* [Do this]: Repeat the entries that follow verbatim, without any of their pictures.

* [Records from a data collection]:
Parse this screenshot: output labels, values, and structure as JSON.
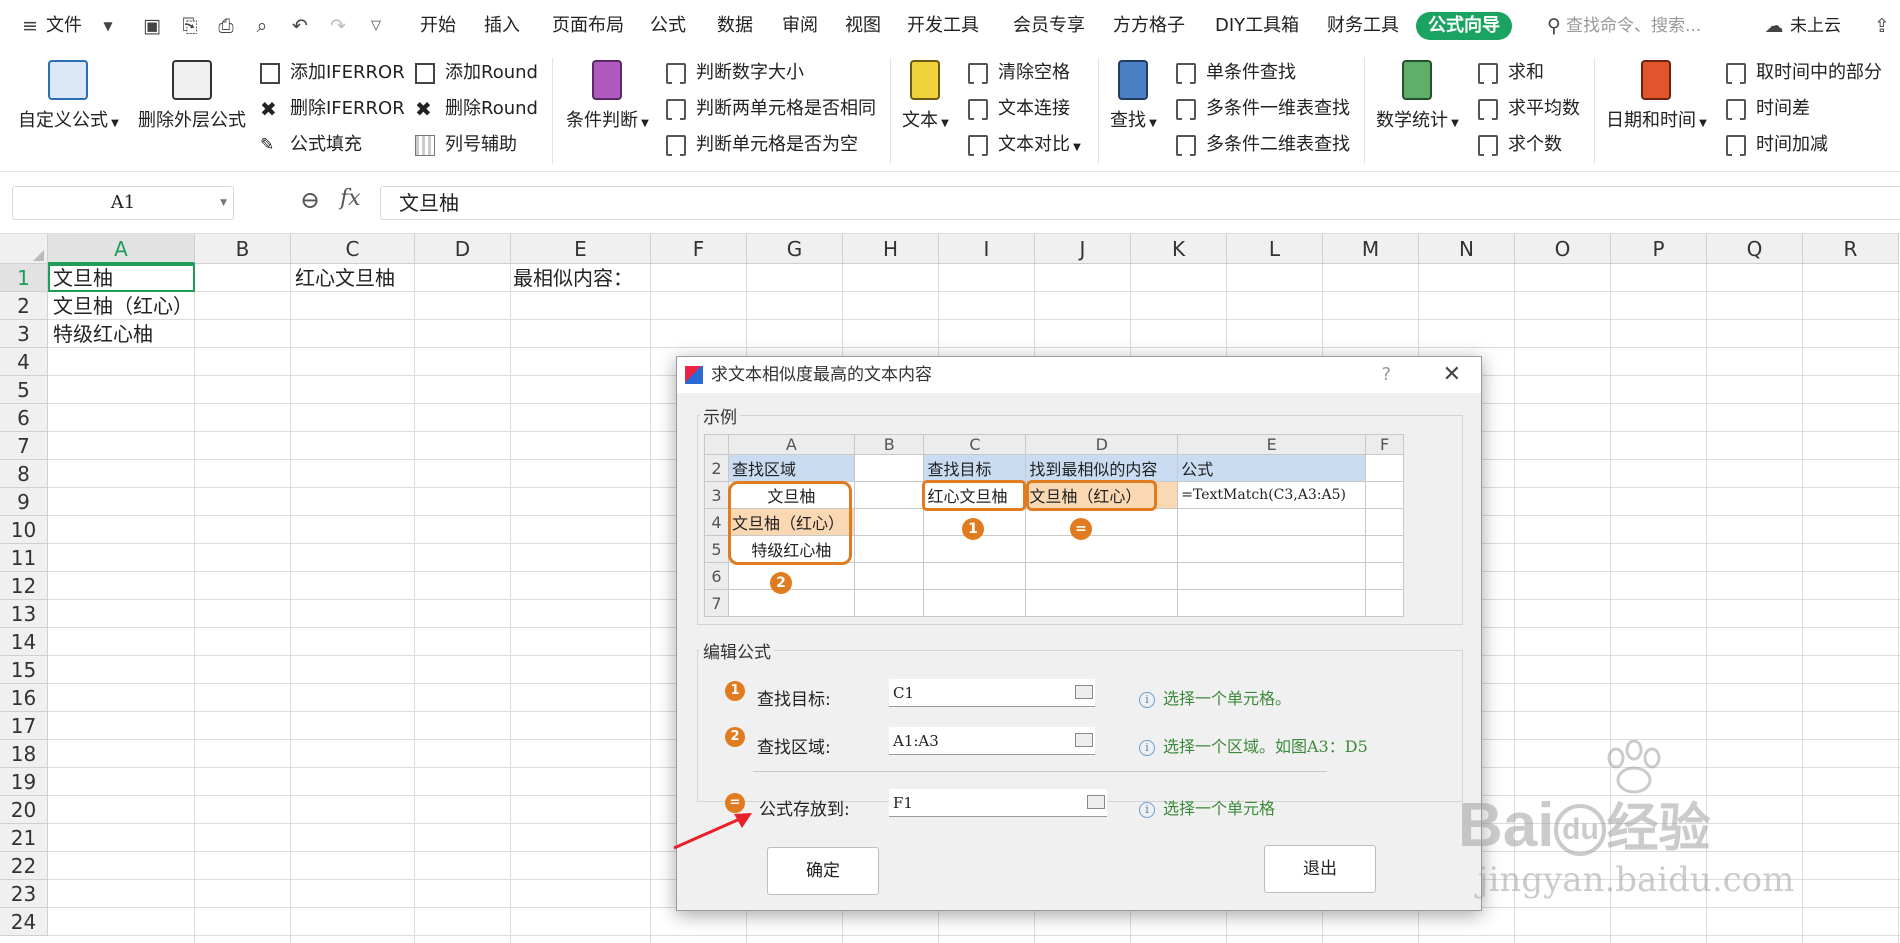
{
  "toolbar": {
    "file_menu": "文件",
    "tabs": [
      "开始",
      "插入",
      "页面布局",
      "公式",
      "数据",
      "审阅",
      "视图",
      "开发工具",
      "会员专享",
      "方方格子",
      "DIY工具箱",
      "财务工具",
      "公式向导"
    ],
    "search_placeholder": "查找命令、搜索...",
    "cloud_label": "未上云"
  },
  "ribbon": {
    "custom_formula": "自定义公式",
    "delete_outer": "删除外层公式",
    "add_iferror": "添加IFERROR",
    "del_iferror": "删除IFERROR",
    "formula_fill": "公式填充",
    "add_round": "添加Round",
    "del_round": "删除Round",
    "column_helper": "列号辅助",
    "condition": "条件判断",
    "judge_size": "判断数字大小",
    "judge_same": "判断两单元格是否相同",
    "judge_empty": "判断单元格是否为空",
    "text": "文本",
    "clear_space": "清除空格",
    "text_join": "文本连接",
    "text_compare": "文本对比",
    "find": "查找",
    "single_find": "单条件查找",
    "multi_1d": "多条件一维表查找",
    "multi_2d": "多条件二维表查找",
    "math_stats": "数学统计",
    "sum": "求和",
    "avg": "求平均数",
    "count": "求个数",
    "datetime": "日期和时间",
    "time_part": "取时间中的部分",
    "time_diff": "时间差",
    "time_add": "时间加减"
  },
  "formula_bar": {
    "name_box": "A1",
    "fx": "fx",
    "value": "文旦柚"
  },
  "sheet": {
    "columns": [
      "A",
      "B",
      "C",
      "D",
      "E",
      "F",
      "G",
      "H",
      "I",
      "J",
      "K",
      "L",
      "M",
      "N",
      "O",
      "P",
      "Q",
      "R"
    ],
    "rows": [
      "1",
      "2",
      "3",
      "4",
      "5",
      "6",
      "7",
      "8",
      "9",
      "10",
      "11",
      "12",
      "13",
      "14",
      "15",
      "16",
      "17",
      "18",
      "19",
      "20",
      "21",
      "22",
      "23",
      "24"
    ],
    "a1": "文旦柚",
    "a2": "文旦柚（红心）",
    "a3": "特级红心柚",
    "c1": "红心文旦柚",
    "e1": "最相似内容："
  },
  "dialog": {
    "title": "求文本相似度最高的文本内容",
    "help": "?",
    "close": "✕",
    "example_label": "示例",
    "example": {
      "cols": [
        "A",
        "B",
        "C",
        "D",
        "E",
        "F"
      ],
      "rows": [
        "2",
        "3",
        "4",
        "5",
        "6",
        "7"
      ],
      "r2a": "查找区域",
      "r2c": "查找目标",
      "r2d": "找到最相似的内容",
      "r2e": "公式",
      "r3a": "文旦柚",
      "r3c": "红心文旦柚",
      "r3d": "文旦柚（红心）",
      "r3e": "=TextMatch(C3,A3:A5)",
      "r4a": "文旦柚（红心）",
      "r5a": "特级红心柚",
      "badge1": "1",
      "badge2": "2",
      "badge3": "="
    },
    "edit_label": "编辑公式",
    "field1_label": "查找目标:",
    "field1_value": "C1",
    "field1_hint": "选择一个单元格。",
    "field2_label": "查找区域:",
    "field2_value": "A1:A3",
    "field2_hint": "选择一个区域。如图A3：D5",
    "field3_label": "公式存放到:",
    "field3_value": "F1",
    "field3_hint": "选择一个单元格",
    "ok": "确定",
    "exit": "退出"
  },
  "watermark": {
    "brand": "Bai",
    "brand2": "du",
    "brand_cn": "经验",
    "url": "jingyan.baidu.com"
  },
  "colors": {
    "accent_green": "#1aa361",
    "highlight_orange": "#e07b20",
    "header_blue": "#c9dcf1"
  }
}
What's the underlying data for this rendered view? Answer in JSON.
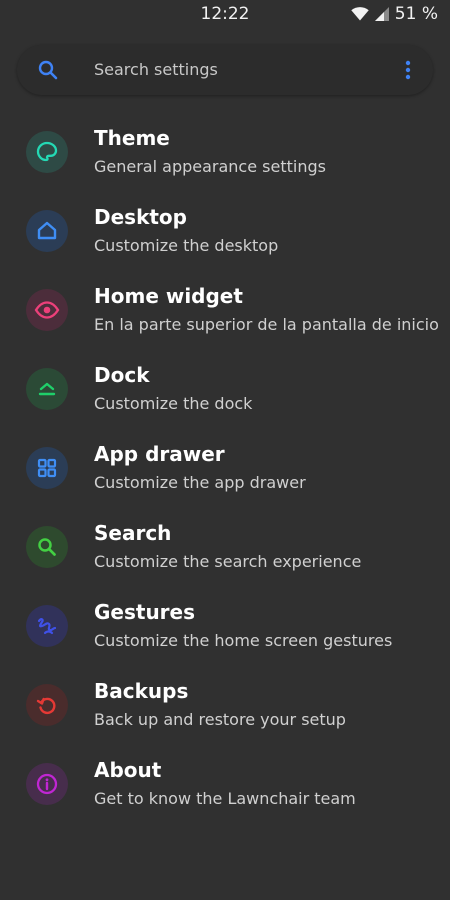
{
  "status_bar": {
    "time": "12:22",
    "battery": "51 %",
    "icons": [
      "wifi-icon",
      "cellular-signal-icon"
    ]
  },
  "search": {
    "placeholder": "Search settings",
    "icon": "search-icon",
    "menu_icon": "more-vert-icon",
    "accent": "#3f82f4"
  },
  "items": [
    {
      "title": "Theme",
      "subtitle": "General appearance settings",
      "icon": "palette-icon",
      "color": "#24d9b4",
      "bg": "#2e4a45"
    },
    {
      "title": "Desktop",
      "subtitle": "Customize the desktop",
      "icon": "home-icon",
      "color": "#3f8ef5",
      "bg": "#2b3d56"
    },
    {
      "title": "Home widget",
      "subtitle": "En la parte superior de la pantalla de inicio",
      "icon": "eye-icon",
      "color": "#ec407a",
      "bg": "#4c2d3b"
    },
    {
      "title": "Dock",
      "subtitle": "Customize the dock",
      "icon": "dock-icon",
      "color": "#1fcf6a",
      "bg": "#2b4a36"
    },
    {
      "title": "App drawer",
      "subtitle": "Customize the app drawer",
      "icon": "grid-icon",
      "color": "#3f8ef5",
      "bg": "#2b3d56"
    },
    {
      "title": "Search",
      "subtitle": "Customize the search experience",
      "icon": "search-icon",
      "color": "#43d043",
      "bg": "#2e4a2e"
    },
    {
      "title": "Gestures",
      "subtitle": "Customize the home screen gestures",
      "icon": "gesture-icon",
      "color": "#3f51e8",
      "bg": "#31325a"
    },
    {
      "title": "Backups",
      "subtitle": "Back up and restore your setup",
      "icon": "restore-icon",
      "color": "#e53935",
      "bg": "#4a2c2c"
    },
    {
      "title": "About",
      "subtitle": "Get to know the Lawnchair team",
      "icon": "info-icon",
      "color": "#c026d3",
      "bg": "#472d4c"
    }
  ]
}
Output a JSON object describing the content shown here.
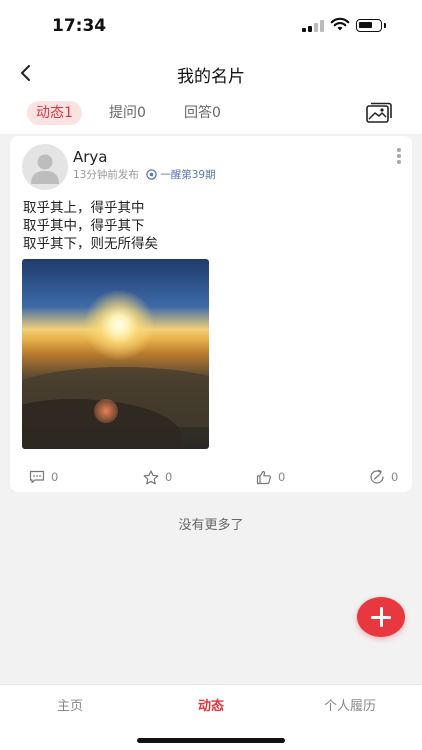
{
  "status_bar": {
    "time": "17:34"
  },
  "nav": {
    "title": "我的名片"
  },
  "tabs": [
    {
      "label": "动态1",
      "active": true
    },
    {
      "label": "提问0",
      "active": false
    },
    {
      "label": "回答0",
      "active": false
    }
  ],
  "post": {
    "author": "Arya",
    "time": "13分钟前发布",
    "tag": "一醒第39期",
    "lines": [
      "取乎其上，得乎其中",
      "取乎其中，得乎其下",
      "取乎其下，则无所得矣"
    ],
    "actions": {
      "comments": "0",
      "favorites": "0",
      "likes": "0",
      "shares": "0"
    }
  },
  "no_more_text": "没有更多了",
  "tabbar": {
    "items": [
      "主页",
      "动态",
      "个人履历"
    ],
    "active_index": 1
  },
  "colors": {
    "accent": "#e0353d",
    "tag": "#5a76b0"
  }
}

* [Response to the exercise]:
Parse this screenshot: output labels, values, and structure as JSON.
{
  "toolbar": {
    "file_menu": "文件",
    "tabs": [
      "开始",
      "插入",
      "页面布局",
      "公式",
      "数据",
      "审阅",
      "视图",
      "开发工具",
      "会员专享",
      "方方格子",
      "DIY工具箱",
      "财务工具",
      "公式向导"
    ],
    "search_placeholder": "查找命令、搜索...",
    "cloud_label": "未上云"
  },
  "ribbon": {
    "custom_formula": "自定义公式",
    "delete_outer": "删除外层公式",
    "add_iferror": "添加IFERROR",
    "del_iferror": "删除IFERROR",
    "formula_fill": "公式填充",
    "add_round": "添加Round",
    "del_round": "删除Round",
    "column_helper": "列号辅助",
    "condition": "条件判断",
    "judge_size": "判断数字大小",
    "judge_same": "判断两单元格是否相同",
    "judge_empty": "判断单元格是否为空",
    "text": "文本",
    "clear_space": "清除空格",
    "text_join": "文本连接",
    "text_compare": "文本对比",
    "find": "查找",
    "single_find": "单条件查找",
    "multi_1d": "多条件一维表查找",
    "multi_2d": "多条件二维表查找",
    "math_stats": "数学统计",
    "sum": "求和",
    "avg": "求平均数",
    "count": "求个数",
    "datetime": "日期和时间",
    "time_part": "取时间中的部分",
    "time_diff": "时间差",
    "time_add": "时间加减"
  },
  "formula_bar": {
    "name_box": "A1",
    "fx": "fx",
    "value": "文旦柚"
  },
  "sheet": {
    "columns": [
      "A",
      "B",
      "C",
      "D",
      "E",
      "F",
      "G",
      "H",
      "I",
      "J",
      "K",
      "L",
      "M",
      "N",
      "O",
      "P",
      "Q",
      "R"
    ],
    "rows": [
      "1",
      "2",
      "3",
      "4",
      "5",
      "6",
      "7",
      "8",
      "9",
      "10",
      "11",
      "12",
      "13",
      "14",
      "15",
      "16",
      "17",
      "18",
      "19",
      "20",
      "21",
      "22",
      "23",
      "24"
    ],
    "a1": "文旦柚",
    "a2": "文旦柚（红心）",
    "a3": "特级红心柚",
    "c1": "红心文旦柚",
    "e1": "最相似内容："
  },
  "dialog": {
    "title": "求文本相似度最高的文本内容",
    "help": "?",
    "close": "✕",
    "example_label": "示例",
    "example": {
      "cols": [
        "A",
        "B",
        "C",
        "D",
        "E",
        "F"
      ],
      "rows": [
        "2",
        "3",
        "4",
        "5",
        "6",
        "7"
      ],
      "r2a": "查找区域",
      "r2c": "查找目标",
      "r2d": "找到最相似的内容",
      "r2e": "公式",
      "r3a": "文旦柚",
      "r3c": "红心文旦柚",
      "r3d": "文旦柚（红心）",
      "r3e": "=TextMatch(C3,A3:A5)",
      "r4a": "文旦柚（红心）",
      "r5a": "特级红心柚",
      "badge1": "1",
      "badge2": "2",
      "badge3": "="
    },
    "edit_label": "编辑公式",
    "field1_label": "查找目标:",
    "field1_value": "C1",
    "field1_hint": "选择一个单元格。",
    "field2_label": "查找区域:",
    "field2_value": "A1:A3",
    "field2_hint": "选择一个区域。如图A3：D5",
    "field3_label": "公式存放到:",
    "field3_value": "F1",
    "field3_hint": "选择一个单元格",
    "ok": "确定",
    "exit": "退出"
  },
  "watermark": {
    "brand": "Bai",
    "brand2": "du",
    "brand_cn": "经验",
    "url": "jingyan.baidu.com"
  },
  "colors": {
    "accent_green": "#1aa361",
    "highlight_orange": "#e07b20",
    "header_blue": "#c9dcf1"
  }
}
What's the underlying data for this rendered view? Answer in JSON.
{
  "status_bar": {
    "time": "12:22",
    "battery": "51 %",
    "icons": [
      "wifi-icon",
      "cellular-signal-icon"
    ]
  },
  "search": {
    "placeholder": "Search settings",
    "icon": "search-icon",
    "menu_icon": "more-vert-icon",
    "accent": "#3f82f4"
  },
  "items": [
    {
      "title": "Theme",
      "subtitle": "General appearance settings",
      "icon": "palette-icon",
      "color": "#24d9b4",
      "bg": "#2e4a45"
    },
    {
      "title": "Desktop",
      "subtitle": "Customize the desktop",
      "icon": "home-icon",
      "color": "#3f8ef5",
      "bg": "#2b3d56"
    },
    {
      "title": "Home widget",
      "subtitle": "En la parte superior de la pantalla de inicio",
      "icon": "eye-icon",
      "color": "#ec407a",
      "bg": "#4c2d3b"
    },
    {
      "title": "Dock",
      "subtitle": "Customize the dock",
      "icon": "dock-icon",
      "color": "#1fcf6a",
      "bg": "#2b4a36"
    },
    {
      "title": "App drawer",
      "subtitle": "Customize the app drawer",
      "icon": "grid-icon",
      "color": "#3f8ef5",
      "bg": "#2b3d56"
    },
    {
      "title": "Search",
      "subtitle": "Customize the search experience",
      "icon": "search-icon",
      "color": "#43d043",
      "bg": "#2e4a2e"
    },
    {
      "title": "Gestures",
      "subtitle": "Customize the home screen gestures",
      "icon": "gesture-icon",
      "color": "#3f51e8",
      "bg": "#31325a"
    },
    {
      "title": "Backups",
      "subtitle": "Back up and restore your setup",
      "icon": "restore-icon",
      "color": "#e53935",
      "bg": "#4a2c2c"
    },
    {
      "title": "About",
      "subtitle": "Get to know the Lawnchair team",
      "icon": "info-icon",
      "color": "#c026d3",
      "bg": "#472d4c"
    }
  ]
}
Output a JSON object describing the content shown here.
{
  "status_bar": {
    "time": "17:34"
  },
  "nav": {
    "title": "我的名片"
  },
  "tabs": [
    {
      "label": "动态1",
      "active": true
    },
    {
      "label": "提问0",
      "active": false
    },
    {
      "label": "回答0",
      "active": false
    }
  ],
  "post": {
    "author": "Arya",
    "time": "13分钟前发布",
    "tag": "一醒第39期",
    "lines": [
      "取乎其上，得乎其中",
      "取乎其中，得乎其下",
      "取乎其下，则无所得矣"
    ],
    "actions": {
      "comments": "0",
      "favorites": "0",
      "likes": "0",
      "shares": "0"
    }
  },
  "no_more_text": "没有更多了",
  "tabbar": {
    "items": [
      "主页",
      "动态",
      "个人履历"
    ],
    "active_index": 1
  },
  "colors": {
    "accent": "#e0353d",
    "tag": "#5a76b0"
  }
}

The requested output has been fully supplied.